• OBJECTIVE: Locate every line in the records below that holds the word "烟幕干扰弹投放点" and return each one.

╭─ DATA EXCERPTS

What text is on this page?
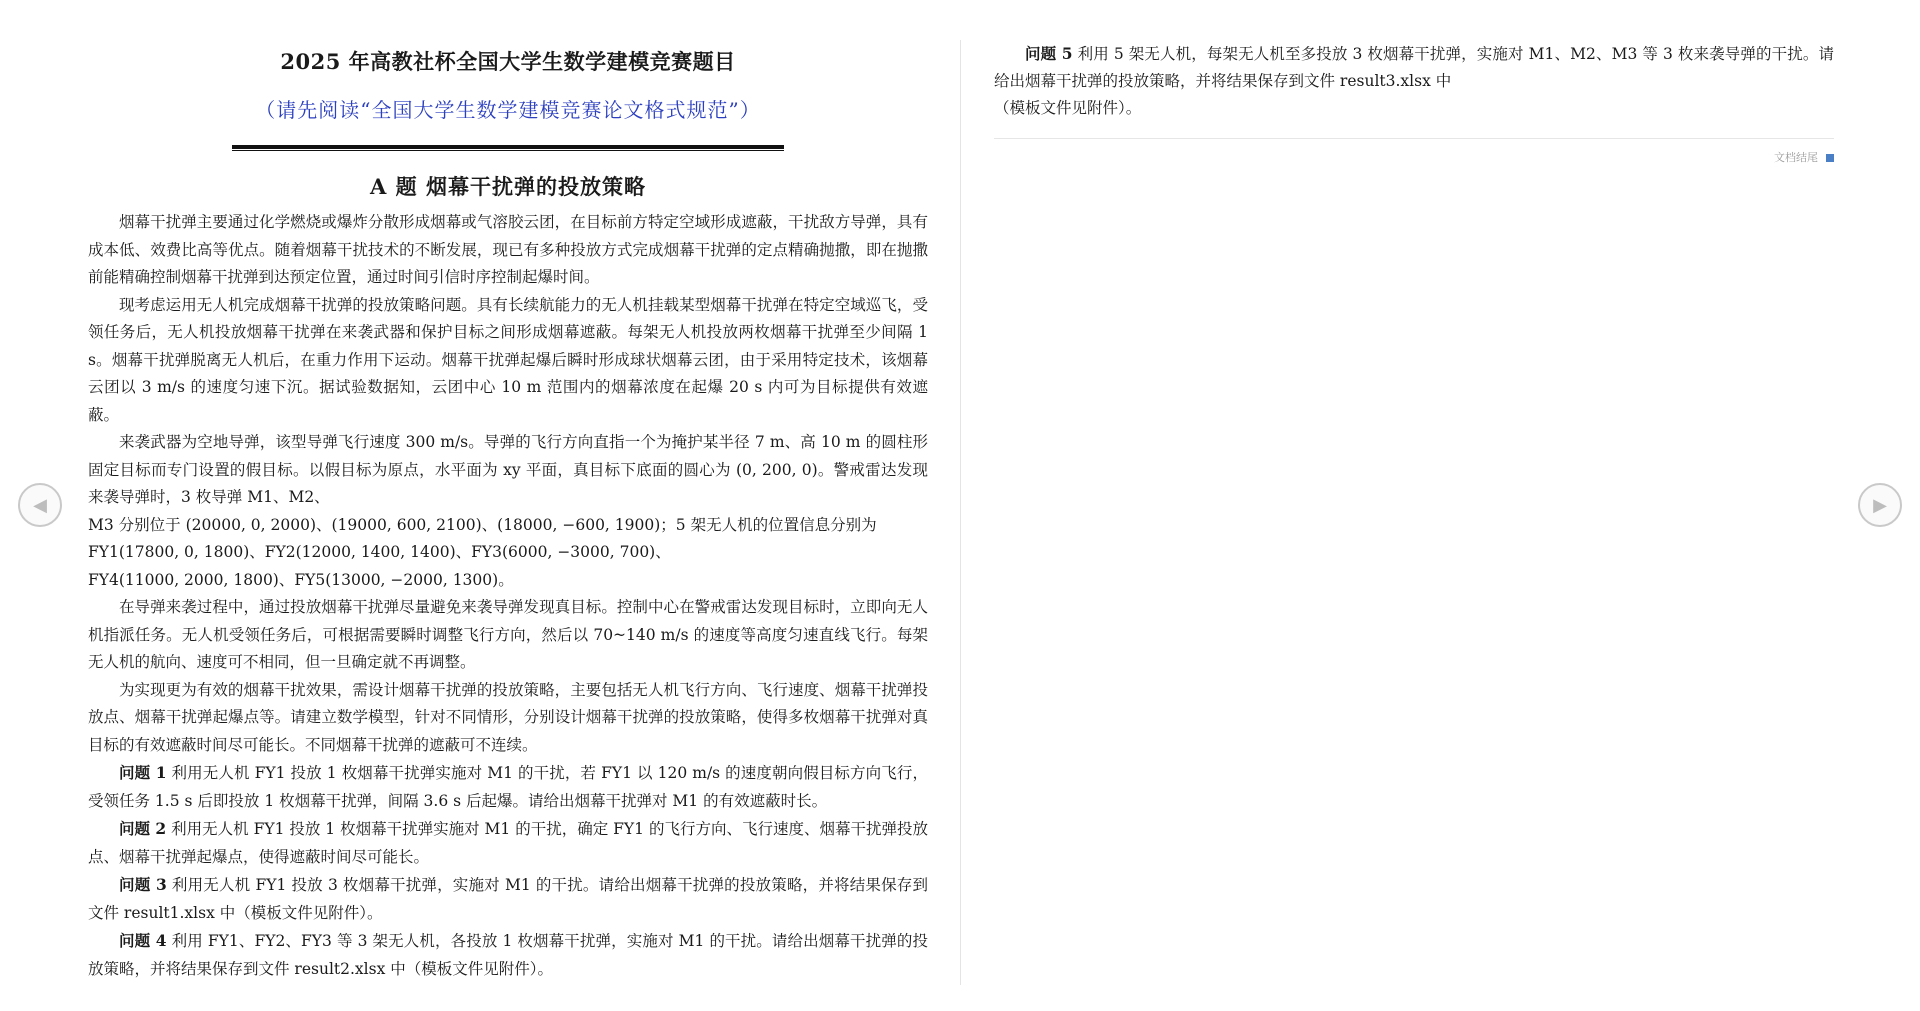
◀	▶
2025 年高教社杯全国大学生数学建模竞赛题目
（请先阅读“全国大学生数学建模竞赛论文格式规范”）
A 题 烟幕干扰弹的投放策略

烟幕干扰弹主要通过化学燃烧或爆炸分散形成烟幕或气溶胶云团，在目标前方特定空域形成遮蔽，干扰敌方导弹，具有成本低、效费比高等优点。随着烟幕干扰技术的不断发展，现已有多种投放方式完成烟幕干扰弹的定点精确抛撒，即在抛撒前能精确控制烟幕干扰弹到达预定位置，通过时间引信时序控制起爆时间。

现考虑运用无人机完成烟幕干扰弹的投放策略问题。具有长续航能力的无人机挂载某型烟幕干扰弹在特定空域巡飞，受领任务后，无人机投放烟幕干扰弹在来袭武器和保护目标之间形成烟幕遮蔽。每架无人机投放两枚烟幕干扰弹至少间隔 1 s。烟幕干扰弹脱离无人机后，在重力作用下运动。烟幕干扰弹起爆后瞬时形成球状烟幕云团，由于采用特定技术，该烟幕云团以 3 m/s 的速度匀速下沉。据试验数据知，云团中心 10 m 范围内的烟幕浓度在起爆 20 s 内可为目标提供有效遮蔽。

来袭武器为空地导弹，该型导弹飞行速度 300 m/s。导弹的飞行方向直指一个为掩护某半径 7 m、高 10 m 的圆柱形固定目标而专门设置的假目标。以假目标为原点，水平面为 xy 平面，真目标下底面的圆心为 (0, 200, 0)。警戒雷达发现来袭导弹时，3 枚导弹 M1、M2、

M3 分别位于 (20000, 0, 2000)、(19000, 600, 2100)、(18000, −600, 1900)；5 架无人机的位置信息分别为

FY1(17800, 0, 1800)、FY2(12000, 1400, 1400)、FY3(6000, −3000, 700)、

FY4(11000, 2000, 1800)、FY5(13000, −2000, 1300)。

在导弹来袭过程中，通过投放烟幕干扰弹尽量避免来袭导弹发现真目标。控制中心在警戒雷达发现目标时，立即向无人机指派任务。无人机受领任务后，可根据需要瞬时调整飞行方向，然后以 70~140 m/s 的速度等高度匀速直线飞行。每架无人机的航向、速度可不相同，但一旦确定就不再调整。

为实现更为有效的烟幕干扰效果，需设计烟幕干扰弹的投放策略，主要包括无人机飞行方向、飞行速度、烟幕干扰弹投放点、烟幕干扰弹起爆点等。请建立数学模型，针对不同情形，分别设计烟幕干扰弹的投放策略，使得多枚烟幕干扰弹对真目标的有效遮蔽时间尽可能长。不同烟幕干扰弹的遮蔽可不连续。

问题 1 利用无人机 FY1 投放 1 枚烟幕干扰弹实施对 M1 的干扰，若 FY1 以 120 m/s 的速度朝向假目标方向飞行，受领任务 1.5 s 后即投放 1 枚烟幕干扰弹，间隔 3.6 s 后起爆。请给出烟幕干扰弹对 M1 的有效遮蔽时长。

问题 2 利用无人机 FY1 投放 1 枚烟幕干扰弹实施对 M1 的干扰，确定 FY1 的飞行方向、飞行速度、烟幕干扰弹投放点、烟幕干扰弹起爆点，使得遮蔽时间尽可能长。

问题 3 利用无人机 FY1 投放 3 枚烟幕干扰弹，实施对 M1 的干扰。请给出烟幕干扰弹的投放策略，并将结果保存到文件 result1.xlsx 中（模板文件见附件）。

问题 4 利用 FY1、FY2、FY3 等 3 架无人机，各投放 1 枚烟幕干扰弹，实施对 M1 的干扰。请给出烟幕干扰弹的投放策略，并将结果保存到文件 result2.xlsx 中（模板文件见附件）。

问题 5 利用 5 架无人机，每架无人机至多投放 3 枚烟幕干扰弹，实施对 M1、M2、M3 等 3 枚来袭导弹的干扰。请给出烟幕干扰弹的投放策略，并将结果保存到文件 result3.xlsx 中

（模板文件见附件）。

文档结尾
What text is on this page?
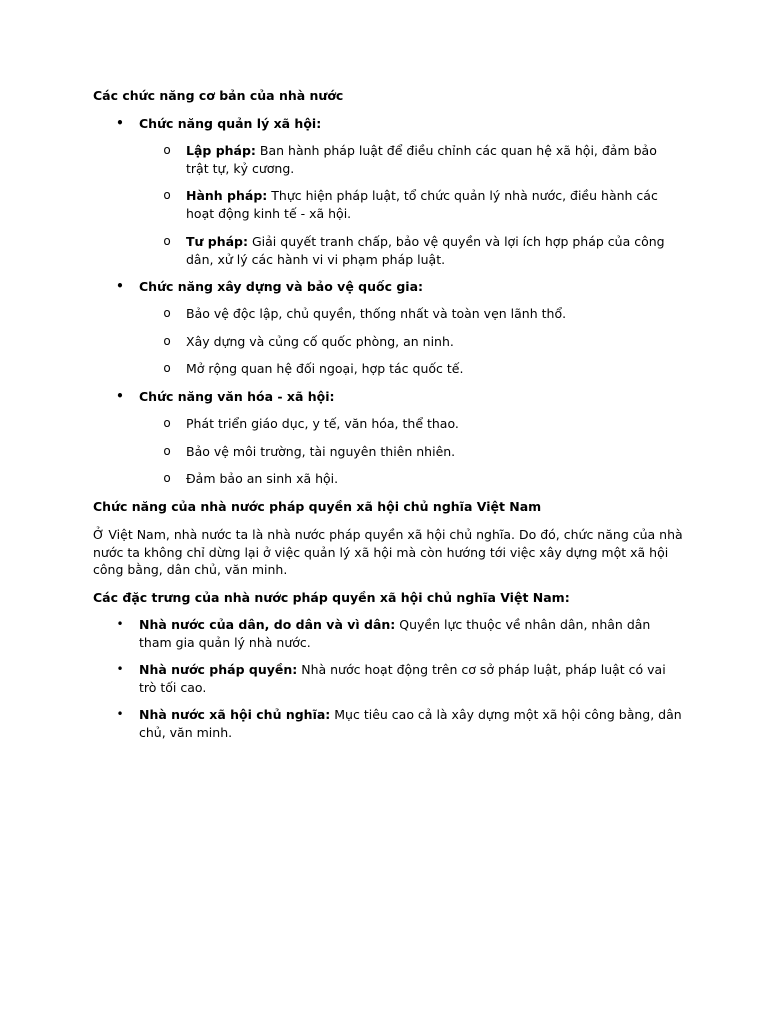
Các chức năng cơ bản của nhà nước

• Chức năng quản lý xã hội:
o Lập pháp: Ban hành pháp luật để điều chỉnh các quan hệ xã hội, đảm bảo trật tự, kỷ cương.
o Hành pháp: Thực hiện pháp luật, tổ chức quản lý nhà nước, điều hành các hoạt động kinh tế - xã hội.
o Tư pháp: Giải quyết tranh chấp, bảo vệ quyền và lợi ích hợp pháp của công dân, xử lý các hành vi vi phạm pháp luật.
• Chức năng xây dựng và bảo vệ quốc gia:
o Bảo vệ độc lập, chủ quyền, thống nhất và toàn vẹn lãnh thổ.
o Xây dựng và củng cố quốc phòng, an ninh.
o Mở rộng quan hệ đối ngoại, hợp tác quốc tế.
• Chức năng văn hóa - xã hội:
o Phát triển giáo dục, y tế, văn hóa, thể thao.
o Bảo vệ môi trường, tài nguyên thiên nhiên.
o Đảm bảo an sinh xã hội.

Chức năng của nhà nước pháp quyền xã hội chủ nghĩa Việt Nam

Ở Việt Nam, nhà nước ta là nhà nước pháp quyền xã hội chủ nghĩa. Do đó, chức năng của nhà nước ta không chỉ dừng lại ở việc quản lý xã hội mà còn hướng tới việc xây dựng một xã hội công bằng, dân chủ, văn minh.

Các đặc trưng của nhà nước pháp quyền xã hội chủ nghĩa Việt Nam:

• Nhà nước của dân, do dân và vì dân: Quyền lực thuộc về nhân dân, nhân dân tham gia quản lý nhà nước.
• Nhà nước pháp quyền: Nhà nước hoạt động trên cơ sở pháp luật, pháp luật có vai trò tối cao.
• Nhà nước xã hội chủ nghĩa: Mục tiêu cao cả là xây dựng một xã hội công bằng, dân chủ, văn minh.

╰─

• CORRECT ANSWER:
为实现更为有效的烟幕干扰效果，需设计烟幕干扰弹的投放策略，主要包括无人机飞行方向、飞行速度、烟幕干扰弹投放点、烟幕干扰弹起爆点等。请建立数学模型，针对不同情形，分别设计烟幕干扰弹的投放策略，使得多枚烟幕干扰弹对真目标的有效遮蔽时间尽可能长。不同烟幕干扰弹的遮蔽可不连续。
问题 2 利用无人机 FY1 投放 1 枚烟幕干扰弹实施对 M1 的干扰，确定 FY1 的飞行方向、飞行速度、烟幕干扰弹投放点、烟幕干扰弹起爆点，使得遮蔽时间尽可能长。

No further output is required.